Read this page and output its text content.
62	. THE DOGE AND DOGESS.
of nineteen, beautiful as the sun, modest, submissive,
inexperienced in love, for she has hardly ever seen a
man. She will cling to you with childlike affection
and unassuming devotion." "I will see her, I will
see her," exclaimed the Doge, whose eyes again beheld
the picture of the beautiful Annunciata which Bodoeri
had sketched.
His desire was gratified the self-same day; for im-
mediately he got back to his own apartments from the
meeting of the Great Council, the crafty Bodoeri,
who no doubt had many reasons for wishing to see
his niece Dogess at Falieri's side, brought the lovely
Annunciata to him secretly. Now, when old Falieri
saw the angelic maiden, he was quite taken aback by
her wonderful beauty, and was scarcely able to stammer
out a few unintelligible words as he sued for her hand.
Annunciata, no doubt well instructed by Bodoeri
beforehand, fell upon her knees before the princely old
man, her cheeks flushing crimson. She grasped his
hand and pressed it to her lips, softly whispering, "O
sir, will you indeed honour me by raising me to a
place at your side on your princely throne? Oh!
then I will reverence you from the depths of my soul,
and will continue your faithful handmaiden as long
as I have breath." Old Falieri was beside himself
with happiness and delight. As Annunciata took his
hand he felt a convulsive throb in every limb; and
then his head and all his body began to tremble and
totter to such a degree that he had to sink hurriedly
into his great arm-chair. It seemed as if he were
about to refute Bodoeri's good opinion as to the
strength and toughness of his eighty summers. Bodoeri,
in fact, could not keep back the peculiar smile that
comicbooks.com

====================

• _What the exercise asks_
Copy every line of the listing where the word "Bodoeri" appears.

• _The result_
the picture of the beautiful Annunciata which Bodoeri
meeting of the Great Council, the crafty Bodoeri,
Annunciata, no doubt well instructed by Bodoeri
about to refute Bodoeri's good opinion as to the
strength and toughness of his eighty summers. Bodoeri,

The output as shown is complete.